*Given task*
Scan the data below. Pull out each line where "stroke" occurs.

*Records about charts and figures*
────────────────────
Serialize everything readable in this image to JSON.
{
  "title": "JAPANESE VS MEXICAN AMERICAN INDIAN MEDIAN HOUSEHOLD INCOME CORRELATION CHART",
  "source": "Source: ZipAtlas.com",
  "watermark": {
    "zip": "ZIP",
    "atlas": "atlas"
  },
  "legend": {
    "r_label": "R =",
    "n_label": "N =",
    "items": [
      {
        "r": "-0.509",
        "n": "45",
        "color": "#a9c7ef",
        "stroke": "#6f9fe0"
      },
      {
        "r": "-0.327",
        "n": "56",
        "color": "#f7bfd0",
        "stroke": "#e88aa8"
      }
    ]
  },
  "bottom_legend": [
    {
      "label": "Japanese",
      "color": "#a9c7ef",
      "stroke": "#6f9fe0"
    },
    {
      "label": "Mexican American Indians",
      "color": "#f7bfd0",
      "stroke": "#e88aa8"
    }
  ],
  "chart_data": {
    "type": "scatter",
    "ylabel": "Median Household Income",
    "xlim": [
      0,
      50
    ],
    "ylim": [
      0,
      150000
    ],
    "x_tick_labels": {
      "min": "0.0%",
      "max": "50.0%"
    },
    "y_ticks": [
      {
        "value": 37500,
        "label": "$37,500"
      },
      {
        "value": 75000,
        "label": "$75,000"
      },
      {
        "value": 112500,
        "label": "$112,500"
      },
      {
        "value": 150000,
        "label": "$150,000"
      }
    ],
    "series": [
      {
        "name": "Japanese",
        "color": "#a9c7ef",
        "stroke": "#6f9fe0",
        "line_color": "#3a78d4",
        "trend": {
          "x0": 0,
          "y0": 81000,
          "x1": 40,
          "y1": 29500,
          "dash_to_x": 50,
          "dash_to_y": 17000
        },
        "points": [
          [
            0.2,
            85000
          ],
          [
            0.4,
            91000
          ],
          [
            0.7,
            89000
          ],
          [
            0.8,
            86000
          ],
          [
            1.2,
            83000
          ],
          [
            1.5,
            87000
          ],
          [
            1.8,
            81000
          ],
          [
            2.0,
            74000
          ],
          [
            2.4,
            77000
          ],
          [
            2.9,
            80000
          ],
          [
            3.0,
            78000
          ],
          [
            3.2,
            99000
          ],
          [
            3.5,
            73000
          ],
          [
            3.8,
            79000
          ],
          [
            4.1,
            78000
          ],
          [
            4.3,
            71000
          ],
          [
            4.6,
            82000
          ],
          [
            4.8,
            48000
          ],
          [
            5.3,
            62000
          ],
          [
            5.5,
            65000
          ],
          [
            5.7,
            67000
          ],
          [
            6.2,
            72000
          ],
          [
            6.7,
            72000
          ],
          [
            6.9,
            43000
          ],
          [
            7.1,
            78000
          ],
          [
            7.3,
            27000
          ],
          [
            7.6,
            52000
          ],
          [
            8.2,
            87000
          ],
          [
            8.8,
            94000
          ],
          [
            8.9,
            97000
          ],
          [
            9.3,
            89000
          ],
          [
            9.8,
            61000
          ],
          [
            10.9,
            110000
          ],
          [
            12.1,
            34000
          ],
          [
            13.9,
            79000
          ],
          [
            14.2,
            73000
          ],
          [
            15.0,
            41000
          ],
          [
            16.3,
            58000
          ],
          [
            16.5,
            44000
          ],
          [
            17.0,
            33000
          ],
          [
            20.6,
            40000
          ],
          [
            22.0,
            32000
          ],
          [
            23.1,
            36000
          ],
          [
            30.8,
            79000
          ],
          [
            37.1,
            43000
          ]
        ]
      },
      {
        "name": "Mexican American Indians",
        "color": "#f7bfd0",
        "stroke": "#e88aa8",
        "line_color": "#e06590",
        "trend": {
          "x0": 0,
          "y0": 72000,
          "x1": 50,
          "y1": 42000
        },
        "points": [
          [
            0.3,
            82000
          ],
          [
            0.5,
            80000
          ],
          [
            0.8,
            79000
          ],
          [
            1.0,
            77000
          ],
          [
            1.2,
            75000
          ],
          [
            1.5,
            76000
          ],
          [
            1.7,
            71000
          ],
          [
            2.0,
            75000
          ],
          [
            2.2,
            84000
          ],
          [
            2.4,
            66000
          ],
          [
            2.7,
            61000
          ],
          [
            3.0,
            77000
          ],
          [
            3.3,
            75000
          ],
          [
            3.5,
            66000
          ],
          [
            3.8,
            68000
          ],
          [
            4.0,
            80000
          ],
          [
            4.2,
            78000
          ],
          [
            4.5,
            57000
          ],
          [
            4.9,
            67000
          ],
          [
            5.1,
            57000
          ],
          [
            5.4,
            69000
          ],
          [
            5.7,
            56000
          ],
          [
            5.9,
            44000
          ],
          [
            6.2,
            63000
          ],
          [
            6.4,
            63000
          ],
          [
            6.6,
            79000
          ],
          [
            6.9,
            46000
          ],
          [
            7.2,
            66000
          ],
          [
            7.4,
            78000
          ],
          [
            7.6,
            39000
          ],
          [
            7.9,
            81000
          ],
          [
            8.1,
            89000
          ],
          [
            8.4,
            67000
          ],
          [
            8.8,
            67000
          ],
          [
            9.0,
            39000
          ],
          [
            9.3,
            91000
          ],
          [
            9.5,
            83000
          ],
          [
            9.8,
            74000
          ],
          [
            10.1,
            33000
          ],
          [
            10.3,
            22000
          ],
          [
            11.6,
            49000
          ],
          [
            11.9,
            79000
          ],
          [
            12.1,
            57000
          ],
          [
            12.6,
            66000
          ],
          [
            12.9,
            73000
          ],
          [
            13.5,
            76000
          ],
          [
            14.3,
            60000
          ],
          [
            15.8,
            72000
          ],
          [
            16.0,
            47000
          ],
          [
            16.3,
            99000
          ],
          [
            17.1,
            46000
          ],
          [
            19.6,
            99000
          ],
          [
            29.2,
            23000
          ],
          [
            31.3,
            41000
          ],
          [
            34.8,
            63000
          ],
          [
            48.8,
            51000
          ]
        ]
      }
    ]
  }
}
────────────────────
*Exercise result*
        "stroke": "#6f9fe0"
        "stroke": "#e88aa8"
      "stroke": "#6f9fe0"
      "stroke": "#e88aa8"
        "stroke": "#6f9fe0",
        "stroke": "#e88aa8",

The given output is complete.